What to do ▸ In the forum thread below about the new CTS Turbo manifold, what wastegate size does the manifold have provision for?

Extract provided ▸
= = = = = = =
# *** New FSI Turbo Manifold - CTS Turbo ***



## CTS Turbo (Oct 2, 2008)

New bottom mount T3 flanged turbo mani for FSI & TFSI cars, 38/39mm wg provision. Kit's are coming soon, and R32 guys we have a kit in the works for you too  





































More pics here: 

Click here for More pics of CTS FSI/TSI exhaust manifold 

:beer: 

cheers, 


Clay


----------



## CoNGLoMeRaTeGTi (Apr 4, 2007)

Looks good. Any issues clearing the firewall with the WG?


----------



## [email protected] (Jun 24, 2009)

:thumbup:


----------



## CTS Turbo (Oct 2, 2008)

CoNGLoMeRaTeGTi said:


> Looks good. Any issues clearing the firewall with the WG?


 
No, it's a bottom mounted manifold, if it was a top mount there would be serious issues, that's why we went with the bottom mount on these cars :thumbup:


----------



## CTS Turbo (Oct 2, 2008)

[email protected] said:


> :thumbup:


 Thanks Jeff :beer: :heart:


----------



## LieutenantShinySides (May 4, 2007)

:thumbup: Missed you guys at Great Canadian.


----------



## skyrolla89 (Nov 16, 2007)

you guys are coming out with a big boy kit, right?


----------



## CTS Turbo (Oct 2, 2008)

skyrolla89 said:


> you guys are coming out with a big boy kit, right?


----------



## skyrolla89 (Nov 16, 2007)

CTS Turbo said:


>


sweet stuff!


----------



## CTS Turbo (Oct 2, 2008)

skyrolla89 said:


> sweet stuff!


Looks better on the car :thumbup:


----------



## yvrnycracer (Apr 17, 2007)

this kit is MONEY...

Clay is my HERO... 

but that russian secretary you have... i thought you would be able to afford some better eye candy... :what:


----------



## CTS Turbo (Oct 2, 2008)

yvrnycracer said:


> this kit is MONEY...
> 
> Clay is my HERO...
> 
> but that russian secretary you have... i thought you would be able to afford some better eye candy... :what:


Thanks Nick, it's hard to find good migrant workers up here, russians are the only ones that can handle the igloo :laugh:


----------



## CTS Turbo (Oct 2, 2008)

All PM's replied, shipping one out to Hawaii next week...


----------



## alva8193 (May 13, 2009)

whats the warranty on this and what are the differences comparing it to say the atp manifold? TIA


----------



## CTS Turbo (Oct 2, 2008)

CTS Turbo said:


> it's hard to find good migrant workers up here, russians are the only ones that can handle the igloo :laugh:


----------



## playback (Jun 14, 2007)

You advertise unequal lengths.

Why would that be better than say equal lengths?
= = = = = = =
Extracted data ▸
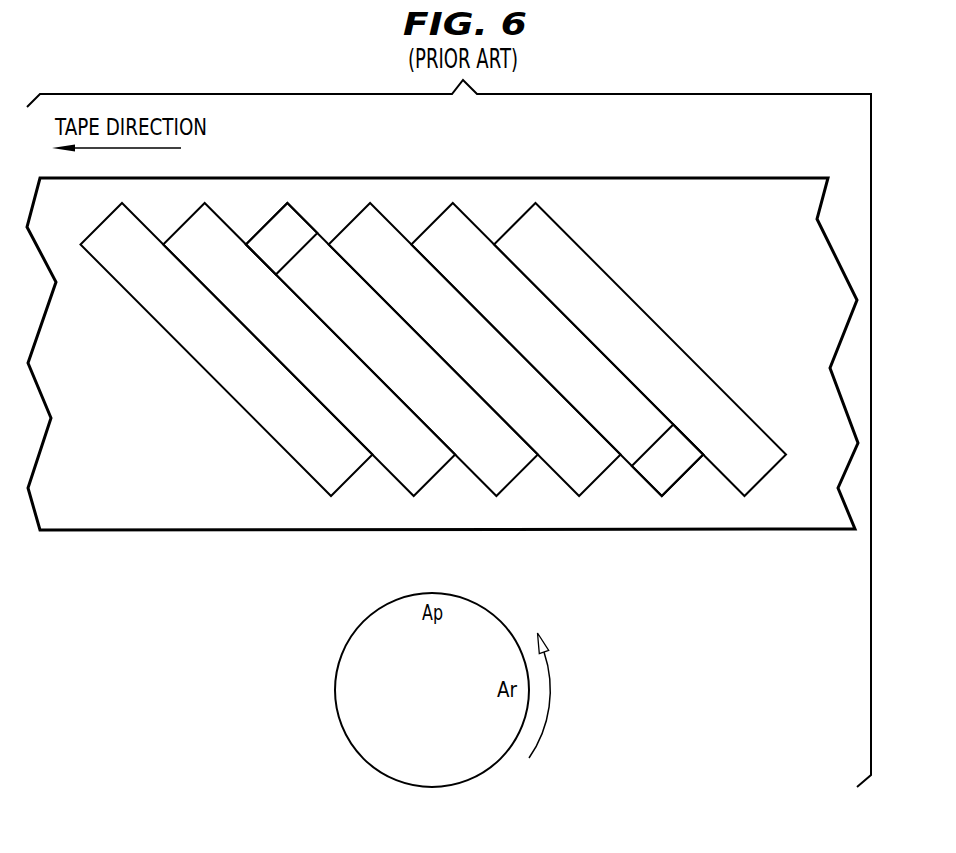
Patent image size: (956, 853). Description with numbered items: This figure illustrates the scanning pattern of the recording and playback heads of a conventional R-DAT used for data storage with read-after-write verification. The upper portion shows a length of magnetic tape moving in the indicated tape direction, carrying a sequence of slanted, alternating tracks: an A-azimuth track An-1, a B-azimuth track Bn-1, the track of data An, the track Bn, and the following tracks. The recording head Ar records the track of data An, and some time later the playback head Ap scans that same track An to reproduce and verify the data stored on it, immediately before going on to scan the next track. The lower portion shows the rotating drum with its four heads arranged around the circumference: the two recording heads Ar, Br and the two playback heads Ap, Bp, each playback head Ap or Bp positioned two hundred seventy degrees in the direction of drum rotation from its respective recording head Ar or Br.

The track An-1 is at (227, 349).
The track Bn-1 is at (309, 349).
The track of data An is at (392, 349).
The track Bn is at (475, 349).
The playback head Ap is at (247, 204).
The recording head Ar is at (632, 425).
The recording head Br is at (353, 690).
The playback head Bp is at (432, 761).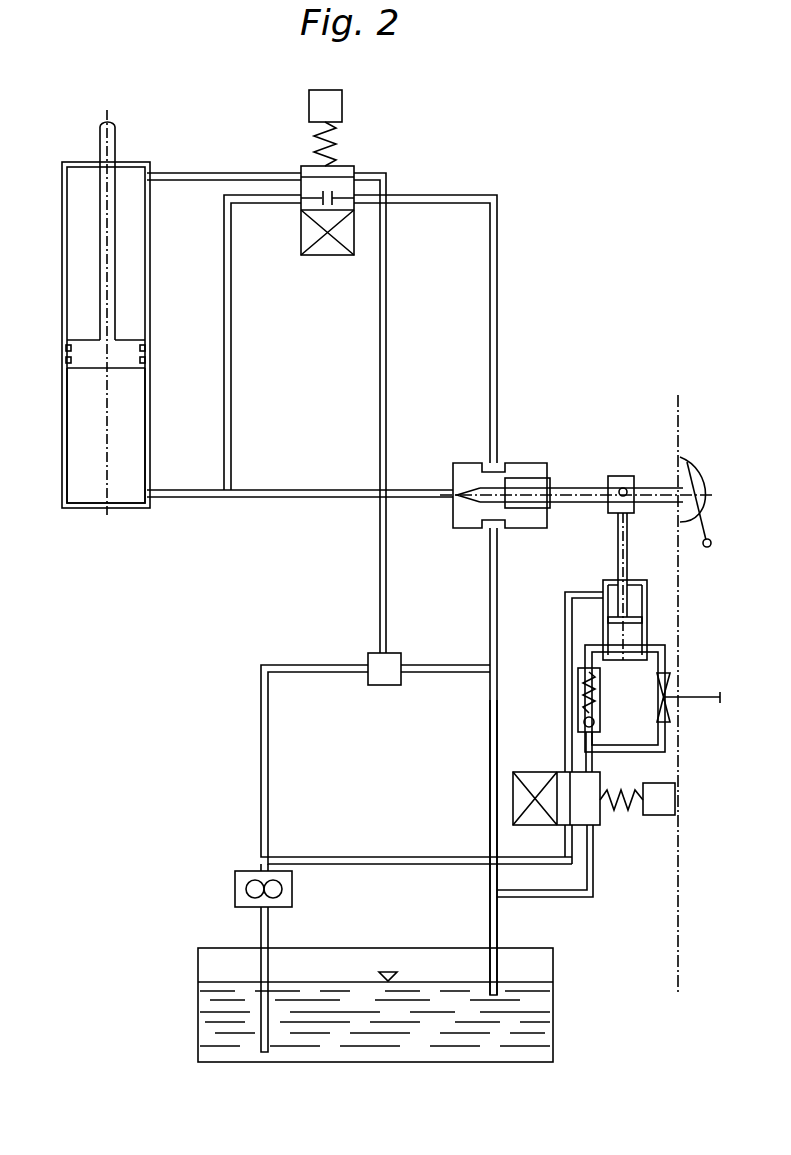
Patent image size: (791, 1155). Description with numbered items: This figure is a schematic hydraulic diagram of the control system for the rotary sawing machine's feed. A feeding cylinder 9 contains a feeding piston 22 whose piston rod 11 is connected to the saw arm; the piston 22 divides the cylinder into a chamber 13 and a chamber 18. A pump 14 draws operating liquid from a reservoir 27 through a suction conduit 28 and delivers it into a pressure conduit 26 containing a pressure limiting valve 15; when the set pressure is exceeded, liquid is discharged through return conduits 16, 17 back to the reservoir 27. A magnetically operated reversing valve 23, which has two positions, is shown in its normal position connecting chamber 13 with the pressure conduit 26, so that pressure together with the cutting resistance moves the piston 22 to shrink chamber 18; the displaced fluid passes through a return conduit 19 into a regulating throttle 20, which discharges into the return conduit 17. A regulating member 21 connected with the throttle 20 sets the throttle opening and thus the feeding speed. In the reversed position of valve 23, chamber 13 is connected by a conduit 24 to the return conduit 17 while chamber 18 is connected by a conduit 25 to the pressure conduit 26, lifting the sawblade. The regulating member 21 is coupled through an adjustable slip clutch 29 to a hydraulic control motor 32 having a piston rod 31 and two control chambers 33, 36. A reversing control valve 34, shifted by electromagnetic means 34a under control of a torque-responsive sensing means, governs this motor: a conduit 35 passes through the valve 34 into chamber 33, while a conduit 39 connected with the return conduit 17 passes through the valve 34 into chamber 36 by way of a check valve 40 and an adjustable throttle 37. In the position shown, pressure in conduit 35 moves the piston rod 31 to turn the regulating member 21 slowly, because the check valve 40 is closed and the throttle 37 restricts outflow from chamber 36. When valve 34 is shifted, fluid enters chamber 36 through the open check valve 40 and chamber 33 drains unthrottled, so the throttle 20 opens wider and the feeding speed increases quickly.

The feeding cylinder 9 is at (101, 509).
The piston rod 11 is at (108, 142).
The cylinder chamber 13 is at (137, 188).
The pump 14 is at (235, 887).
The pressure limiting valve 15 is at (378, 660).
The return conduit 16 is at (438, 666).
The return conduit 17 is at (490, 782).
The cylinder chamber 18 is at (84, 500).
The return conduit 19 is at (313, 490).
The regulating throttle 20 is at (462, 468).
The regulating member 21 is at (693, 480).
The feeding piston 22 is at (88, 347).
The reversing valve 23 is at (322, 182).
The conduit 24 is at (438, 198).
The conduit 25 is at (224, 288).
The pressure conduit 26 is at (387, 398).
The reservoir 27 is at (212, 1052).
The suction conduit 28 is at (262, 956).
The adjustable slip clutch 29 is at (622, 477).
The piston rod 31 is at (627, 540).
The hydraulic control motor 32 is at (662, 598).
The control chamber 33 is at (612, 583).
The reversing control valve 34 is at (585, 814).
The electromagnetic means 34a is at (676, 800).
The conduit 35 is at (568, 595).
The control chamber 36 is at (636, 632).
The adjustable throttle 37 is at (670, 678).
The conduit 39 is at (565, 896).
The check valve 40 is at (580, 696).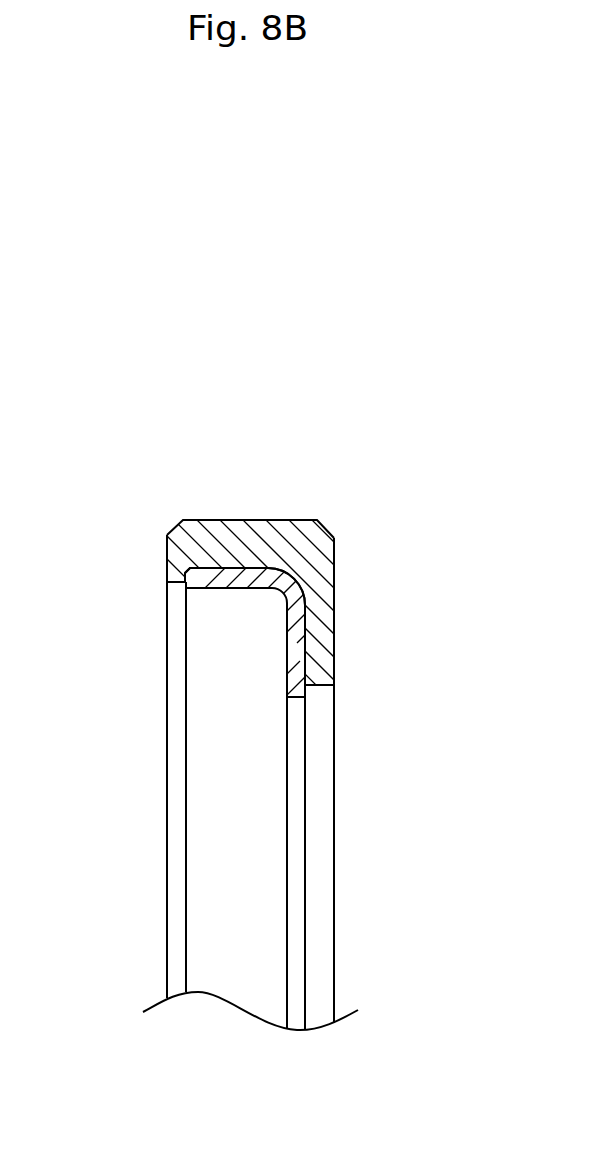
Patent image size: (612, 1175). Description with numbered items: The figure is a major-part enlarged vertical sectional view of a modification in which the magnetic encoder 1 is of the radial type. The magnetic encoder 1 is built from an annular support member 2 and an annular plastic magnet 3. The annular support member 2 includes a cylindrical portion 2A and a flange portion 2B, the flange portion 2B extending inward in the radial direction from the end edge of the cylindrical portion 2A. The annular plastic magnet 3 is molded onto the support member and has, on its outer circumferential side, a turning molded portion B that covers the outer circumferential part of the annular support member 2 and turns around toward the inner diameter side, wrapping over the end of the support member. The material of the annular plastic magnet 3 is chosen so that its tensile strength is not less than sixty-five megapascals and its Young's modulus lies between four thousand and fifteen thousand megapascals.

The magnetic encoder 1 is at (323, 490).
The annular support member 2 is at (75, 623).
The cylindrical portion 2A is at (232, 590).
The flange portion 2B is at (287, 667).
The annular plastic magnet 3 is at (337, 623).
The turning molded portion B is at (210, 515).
= = = = = = =
Response for this exercise ▸ A 38/39mm wastegate.